■ Do this ■
Report how many lines contain the word "ΜΠΟΡΓΙΑΝΣ", with no other text.

[Extracted records]

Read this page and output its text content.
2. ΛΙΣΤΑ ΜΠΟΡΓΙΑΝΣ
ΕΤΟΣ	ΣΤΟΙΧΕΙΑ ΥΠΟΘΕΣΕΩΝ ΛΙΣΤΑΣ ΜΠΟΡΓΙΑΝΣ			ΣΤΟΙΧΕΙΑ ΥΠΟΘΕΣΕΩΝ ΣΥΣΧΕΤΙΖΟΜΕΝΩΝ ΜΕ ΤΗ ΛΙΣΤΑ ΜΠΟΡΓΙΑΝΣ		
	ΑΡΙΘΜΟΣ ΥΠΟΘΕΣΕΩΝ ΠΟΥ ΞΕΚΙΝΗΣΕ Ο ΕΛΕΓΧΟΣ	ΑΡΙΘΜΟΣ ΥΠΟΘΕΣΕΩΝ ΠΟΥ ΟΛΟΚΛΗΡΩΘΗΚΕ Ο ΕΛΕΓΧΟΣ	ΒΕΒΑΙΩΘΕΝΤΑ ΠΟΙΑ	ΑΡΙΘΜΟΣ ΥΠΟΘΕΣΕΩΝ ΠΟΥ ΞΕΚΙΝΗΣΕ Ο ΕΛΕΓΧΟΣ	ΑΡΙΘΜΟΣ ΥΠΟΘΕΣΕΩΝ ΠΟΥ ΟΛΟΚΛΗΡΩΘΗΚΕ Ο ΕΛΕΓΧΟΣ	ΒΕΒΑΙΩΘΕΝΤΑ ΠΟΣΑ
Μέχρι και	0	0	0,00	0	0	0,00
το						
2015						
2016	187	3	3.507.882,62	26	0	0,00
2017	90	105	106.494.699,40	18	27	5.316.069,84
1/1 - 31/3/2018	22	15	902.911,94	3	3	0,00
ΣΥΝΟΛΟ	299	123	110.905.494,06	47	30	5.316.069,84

■ Correct response ■
2